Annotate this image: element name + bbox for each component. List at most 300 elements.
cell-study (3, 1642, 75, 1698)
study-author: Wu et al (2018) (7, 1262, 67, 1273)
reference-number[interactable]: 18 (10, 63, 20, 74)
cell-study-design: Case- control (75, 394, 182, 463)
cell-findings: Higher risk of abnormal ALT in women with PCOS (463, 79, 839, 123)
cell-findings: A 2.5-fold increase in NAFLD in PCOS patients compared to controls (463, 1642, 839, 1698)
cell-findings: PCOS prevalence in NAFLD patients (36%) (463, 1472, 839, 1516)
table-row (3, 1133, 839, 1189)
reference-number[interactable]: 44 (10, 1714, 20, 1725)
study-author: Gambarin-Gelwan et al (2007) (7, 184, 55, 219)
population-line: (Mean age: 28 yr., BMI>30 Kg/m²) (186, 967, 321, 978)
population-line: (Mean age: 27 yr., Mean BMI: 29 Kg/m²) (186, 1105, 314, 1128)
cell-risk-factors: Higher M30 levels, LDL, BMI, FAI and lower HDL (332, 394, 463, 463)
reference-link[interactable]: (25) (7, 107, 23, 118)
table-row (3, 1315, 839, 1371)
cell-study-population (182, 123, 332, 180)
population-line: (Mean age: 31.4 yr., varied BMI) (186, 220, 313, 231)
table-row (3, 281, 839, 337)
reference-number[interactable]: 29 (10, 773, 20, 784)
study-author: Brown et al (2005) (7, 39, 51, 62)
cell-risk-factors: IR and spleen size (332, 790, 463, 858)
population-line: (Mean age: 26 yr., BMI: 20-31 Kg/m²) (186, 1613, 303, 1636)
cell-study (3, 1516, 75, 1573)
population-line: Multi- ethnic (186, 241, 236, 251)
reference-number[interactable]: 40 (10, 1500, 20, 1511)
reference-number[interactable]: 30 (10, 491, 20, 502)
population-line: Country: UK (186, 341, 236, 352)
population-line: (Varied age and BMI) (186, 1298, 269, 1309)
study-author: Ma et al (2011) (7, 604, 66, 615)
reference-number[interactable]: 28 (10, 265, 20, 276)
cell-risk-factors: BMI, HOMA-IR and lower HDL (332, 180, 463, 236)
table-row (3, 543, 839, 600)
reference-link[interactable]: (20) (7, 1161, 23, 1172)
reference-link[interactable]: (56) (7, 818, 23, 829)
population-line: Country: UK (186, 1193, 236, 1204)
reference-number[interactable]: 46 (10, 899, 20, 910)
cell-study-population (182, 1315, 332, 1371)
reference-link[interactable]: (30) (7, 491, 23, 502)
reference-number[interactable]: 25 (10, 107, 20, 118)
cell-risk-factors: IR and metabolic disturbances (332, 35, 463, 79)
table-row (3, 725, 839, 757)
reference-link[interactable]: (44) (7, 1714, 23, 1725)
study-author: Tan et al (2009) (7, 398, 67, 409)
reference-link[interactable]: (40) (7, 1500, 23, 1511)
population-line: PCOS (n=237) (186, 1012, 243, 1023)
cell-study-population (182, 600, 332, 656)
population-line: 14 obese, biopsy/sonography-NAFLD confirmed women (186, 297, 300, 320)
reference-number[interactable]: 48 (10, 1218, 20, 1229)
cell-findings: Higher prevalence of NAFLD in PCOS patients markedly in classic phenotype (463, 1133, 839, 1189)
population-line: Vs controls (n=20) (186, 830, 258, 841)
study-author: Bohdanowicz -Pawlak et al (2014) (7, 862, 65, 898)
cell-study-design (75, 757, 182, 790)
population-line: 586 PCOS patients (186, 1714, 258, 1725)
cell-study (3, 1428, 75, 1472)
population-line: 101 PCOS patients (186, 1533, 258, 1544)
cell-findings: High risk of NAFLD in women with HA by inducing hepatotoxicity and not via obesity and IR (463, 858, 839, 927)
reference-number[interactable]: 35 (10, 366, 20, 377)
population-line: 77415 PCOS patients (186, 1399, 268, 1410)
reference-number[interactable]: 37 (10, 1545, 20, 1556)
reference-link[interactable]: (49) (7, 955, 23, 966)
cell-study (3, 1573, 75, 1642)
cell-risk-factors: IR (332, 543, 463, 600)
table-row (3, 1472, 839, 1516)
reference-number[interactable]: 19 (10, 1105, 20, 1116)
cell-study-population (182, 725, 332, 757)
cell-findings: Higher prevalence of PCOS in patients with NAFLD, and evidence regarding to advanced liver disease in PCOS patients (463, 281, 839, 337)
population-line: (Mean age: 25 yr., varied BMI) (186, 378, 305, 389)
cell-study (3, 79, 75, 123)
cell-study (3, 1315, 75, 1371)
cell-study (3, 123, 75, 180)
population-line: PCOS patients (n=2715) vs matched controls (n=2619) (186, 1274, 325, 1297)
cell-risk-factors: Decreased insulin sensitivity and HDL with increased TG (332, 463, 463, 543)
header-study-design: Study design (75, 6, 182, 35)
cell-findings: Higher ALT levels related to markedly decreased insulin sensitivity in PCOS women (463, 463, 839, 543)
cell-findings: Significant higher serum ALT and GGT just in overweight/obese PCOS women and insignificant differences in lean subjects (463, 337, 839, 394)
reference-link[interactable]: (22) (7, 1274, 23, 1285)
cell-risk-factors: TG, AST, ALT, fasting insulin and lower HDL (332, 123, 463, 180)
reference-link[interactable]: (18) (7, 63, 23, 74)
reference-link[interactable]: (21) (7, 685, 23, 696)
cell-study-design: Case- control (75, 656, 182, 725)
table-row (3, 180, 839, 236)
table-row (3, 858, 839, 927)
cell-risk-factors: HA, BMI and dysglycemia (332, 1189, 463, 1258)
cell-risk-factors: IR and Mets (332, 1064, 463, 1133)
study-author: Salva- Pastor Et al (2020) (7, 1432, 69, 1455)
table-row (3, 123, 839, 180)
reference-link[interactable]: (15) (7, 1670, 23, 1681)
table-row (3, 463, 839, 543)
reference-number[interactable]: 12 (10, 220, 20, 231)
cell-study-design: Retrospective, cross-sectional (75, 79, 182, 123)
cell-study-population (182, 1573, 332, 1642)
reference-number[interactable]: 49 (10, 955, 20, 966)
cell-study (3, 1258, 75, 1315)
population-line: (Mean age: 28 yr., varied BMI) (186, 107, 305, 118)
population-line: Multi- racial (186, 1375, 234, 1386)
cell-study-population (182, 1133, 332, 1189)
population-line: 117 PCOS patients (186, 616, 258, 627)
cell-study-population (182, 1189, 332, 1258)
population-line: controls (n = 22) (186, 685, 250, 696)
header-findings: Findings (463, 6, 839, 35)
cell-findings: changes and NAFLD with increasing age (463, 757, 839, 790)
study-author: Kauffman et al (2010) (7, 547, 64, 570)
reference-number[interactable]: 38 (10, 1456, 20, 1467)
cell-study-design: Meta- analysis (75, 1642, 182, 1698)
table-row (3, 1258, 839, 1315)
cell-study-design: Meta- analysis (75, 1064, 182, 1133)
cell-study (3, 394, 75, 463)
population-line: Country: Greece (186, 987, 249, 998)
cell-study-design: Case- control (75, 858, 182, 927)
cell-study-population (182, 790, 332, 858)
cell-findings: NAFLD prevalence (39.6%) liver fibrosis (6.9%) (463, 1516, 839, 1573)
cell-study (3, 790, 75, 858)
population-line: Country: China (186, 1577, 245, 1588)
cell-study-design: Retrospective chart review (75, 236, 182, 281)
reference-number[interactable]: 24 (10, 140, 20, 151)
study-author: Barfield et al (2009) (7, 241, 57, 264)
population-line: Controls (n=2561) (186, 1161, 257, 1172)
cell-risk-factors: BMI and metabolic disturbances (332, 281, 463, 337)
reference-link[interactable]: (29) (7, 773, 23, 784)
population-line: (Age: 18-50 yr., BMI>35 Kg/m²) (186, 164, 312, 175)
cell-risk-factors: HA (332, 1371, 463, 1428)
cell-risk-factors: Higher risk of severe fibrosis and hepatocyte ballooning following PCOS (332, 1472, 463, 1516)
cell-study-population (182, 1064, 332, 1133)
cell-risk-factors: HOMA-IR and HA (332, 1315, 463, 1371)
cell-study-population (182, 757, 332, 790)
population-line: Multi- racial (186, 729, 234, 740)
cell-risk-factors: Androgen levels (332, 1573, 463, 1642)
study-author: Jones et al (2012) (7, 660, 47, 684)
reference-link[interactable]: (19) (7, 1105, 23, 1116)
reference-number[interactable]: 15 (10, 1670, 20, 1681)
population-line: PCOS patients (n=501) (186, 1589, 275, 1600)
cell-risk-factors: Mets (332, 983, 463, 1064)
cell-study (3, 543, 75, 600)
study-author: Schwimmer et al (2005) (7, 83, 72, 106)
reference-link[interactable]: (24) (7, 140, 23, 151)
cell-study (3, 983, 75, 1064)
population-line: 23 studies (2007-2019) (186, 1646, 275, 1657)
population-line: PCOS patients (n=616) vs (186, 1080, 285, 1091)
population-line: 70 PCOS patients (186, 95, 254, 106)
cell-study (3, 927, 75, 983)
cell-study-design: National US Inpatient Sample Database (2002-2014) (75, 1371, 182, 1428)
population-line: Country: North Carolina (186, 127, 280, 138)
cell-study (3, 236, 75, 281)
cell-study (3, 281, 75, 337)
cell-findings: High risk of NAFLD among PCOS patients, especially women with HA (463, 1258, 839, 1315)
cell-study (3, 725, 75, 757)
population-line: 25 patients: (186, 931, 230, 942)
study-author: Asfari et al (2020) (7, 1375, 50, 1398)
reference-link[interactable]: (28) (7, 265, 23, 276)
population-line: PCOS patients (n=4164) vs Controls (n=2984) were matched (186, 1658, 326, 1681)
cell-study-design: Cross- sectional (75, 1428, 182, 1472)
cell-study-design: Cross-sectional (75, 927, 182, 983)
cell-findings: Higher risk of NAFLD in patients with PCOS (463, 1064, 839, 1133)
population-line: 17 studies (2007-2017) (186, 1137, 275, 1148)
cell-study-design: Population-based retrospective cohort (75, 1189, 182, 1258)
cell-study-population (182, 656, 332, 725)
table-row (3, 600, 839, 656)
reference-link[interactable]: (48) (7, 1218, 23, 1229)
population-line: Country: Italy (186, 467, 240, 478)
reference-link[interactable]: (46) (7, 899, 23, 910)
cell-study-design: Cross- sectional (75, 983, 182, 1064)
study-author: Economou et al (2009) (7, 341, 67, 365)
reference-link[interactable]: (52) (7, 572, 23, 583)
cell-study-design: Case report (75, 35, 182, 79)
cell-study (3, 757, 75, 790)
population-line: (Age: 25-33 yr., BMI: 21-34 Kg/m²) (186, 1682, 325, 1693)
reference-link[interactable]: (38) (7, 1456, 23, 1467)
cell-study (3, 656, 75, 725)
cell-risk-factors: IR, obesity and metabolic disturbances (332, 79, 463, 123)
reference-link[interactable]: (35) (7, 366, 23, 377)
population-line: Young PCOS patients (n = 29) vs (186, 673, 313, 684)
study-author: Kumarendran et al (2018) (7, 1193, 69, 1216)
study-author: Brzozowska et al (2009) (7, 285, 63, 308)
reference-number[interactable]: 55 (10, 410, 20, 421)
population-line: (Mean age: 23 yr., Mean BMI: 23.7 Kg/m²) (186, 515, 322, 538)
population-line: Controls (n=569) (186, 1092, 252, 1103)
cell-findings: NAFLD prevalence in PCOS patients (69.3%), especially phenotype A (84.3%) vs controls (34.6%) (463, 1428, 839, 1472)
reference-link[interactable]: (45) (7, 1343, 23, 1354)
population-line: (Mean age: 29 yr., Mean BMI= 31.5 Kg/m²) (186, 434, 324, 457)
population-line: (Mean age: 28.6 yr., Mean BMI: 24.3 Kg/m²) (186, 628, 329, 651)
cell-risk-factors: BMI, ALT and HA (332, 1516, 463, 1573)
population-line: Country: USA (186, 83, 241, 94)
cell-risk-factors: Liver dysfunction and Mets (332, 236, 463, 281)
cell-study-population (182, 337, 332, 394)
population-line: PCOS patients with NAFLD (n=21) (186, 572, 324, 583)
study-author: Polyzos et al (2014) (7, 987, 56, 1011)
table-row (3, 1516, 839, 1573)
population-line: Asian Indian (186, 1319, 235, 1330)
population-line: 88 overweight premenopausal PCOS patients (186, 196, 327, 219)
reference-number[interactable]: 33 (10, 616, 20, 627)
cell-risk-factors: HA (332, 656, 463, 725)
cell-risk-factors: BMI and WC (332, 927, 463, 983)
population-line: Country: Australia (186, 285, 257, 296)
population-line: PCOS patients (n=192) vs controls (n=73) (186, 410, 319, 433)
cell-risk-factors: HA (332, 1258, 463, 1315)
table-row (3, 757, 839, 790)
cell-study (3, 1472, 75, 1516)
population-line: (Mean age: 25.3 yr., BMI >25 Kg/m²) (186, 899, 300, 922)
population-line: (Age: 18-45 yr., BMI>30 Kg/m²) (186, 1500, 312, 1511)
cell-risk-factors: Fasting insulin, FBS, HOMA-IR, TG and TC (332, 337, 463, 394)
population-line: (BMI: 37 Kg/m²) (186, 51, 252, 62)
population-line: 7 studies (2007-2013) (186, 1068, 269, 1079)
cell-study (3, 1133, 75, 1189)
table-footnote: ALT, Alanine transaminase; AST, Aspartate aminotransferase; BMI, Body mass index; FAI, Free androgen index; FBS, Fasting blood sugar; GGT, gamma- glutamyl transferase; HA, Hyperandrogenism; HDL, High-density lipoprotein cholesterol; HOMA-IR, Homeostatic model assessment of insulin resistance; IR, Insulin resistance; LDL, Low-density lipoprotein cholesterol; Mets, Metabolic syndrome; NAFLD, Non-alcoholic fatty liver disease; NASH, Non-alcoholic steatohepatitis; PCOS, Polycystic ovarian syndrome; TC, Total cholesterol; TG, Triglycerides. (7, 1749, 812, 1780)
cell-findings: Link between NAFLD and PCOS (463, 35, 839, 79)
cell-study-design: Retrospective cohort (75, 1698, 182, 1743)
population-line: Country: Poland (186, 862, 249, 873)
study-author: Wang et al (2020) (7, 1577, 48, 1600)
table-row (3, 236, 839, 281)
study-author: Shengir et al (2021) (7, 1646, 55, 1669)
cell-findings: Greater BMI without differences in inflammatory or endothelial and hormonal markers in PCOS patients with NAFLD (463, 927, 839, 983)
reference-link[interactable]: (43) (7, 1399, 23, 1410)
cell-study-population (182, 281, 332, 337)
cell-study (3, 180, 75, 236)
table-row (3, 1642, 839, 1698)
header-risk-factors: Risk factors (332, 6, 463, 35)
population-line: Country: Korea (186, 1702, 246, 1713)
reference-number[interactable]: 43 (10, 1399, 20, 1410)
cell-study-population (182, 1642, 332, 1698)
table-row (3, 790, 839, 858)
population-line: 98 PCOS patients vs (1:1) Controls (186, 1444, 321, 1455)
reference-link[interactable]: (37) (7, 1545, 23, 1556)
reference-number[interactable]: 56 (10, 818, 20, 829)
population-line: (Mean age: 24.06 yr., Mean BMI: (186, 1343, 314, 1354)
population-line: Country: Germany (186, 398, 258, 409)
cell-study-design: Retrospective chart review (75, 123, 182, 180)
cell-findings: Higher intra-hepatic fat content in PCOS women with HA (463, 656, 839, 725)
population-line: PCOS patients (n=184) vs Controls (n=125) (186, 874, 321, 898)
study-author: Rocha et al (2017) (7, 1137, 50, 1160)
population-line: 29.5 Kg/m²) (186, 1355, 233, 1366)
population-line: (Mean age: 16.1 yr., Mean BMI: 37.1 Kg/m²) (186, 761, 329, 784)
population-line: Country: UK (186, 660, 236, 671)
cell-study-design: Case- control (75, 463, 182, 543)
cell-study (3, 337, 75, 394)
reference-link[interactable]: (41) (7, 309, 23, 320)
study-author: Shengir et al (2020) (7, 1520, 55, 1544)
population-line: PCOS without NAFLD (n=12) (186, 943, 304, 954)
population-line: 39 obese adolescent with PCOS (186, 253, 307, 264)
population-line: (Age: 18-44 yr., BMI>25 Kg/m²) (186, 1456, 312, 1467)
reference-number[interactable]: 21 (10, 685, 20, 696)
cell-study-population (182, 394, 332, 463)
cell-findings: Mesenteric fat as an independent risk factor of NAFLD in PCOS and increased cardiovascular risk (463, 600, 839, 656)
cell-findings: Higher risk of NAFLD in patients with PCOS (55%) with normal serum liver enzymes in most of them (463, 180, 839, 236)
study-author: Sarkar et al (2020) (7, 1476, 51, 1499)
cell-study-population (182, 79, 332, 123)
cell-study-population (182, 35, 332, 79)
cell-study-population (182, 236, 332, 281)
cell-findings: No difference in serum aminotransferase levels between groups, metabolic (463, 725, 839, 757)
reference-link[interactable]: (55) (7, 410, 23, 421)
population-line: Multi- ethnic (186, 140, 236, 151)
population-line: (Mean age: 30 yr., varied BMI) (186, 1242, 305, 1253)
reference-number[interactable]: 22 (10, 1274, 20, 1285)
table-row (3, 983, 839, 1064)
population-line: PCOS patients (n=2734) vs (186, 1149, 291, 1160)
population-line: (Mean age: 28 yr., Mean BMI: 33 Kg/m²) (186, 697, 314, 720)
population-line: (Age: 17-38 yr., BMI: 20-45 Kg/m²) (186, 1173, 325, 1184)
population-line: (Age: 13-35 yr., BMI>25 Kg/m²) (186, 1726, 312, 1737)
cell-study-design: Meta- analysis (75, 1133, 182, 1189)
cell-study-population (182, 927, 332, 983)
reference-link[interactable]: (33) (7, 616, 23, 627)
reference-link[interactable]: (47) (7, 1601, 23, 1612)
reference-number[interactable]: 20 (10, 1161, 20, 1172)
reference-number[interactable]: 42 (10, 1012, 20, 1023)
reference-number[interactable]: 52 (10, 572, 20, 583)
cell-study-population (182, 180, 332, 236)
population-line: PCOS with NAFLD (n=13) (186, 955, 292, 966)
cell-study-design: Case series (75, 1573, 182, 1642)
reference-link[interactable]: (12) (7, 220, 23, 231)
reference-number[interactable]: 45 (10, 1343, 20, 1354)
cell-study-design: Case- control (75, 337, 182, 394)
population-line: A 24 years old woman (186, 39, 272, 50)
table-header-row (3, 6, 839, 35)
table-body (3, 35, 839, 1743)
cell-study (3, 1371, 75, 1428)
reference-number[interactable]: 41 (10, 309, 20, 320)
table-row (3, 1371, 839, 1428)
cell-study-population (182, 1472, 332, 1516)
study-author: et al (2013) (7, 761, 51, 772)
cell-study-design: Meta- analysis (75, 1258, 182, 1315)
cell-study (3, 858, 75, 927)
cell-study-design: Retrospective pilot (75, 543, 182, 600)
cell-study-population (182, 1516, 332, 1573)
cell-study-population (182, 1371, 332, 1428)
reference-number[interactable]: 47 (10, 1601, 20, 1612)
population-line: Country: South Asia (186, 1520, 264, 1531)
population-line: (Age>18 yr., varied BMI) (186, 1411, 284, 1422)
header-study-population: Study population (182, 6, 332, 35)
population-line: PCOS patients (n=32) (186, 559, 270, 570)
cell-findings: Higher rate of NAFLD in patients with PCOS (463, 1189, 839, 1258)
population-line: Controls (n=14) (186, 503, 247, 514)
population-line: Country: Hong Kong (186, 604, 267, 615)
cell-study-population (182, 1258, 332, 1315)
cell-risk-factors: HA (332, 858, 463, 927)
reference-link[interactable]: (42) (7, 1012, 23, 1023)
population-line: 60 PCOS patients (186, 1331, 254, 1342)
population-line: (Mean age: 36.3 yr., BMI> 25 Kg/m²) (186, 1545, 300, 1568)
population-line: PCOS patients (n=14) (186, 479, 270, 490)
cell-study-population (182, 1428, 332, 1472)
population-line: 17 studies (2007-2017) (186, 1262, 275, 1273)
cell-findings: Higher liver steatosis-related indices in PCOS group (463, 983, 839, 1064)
--*--
What is needed:
Only a number is wanted here: the count of lines in the listing above holding the string "fibrosis".

Response below:
2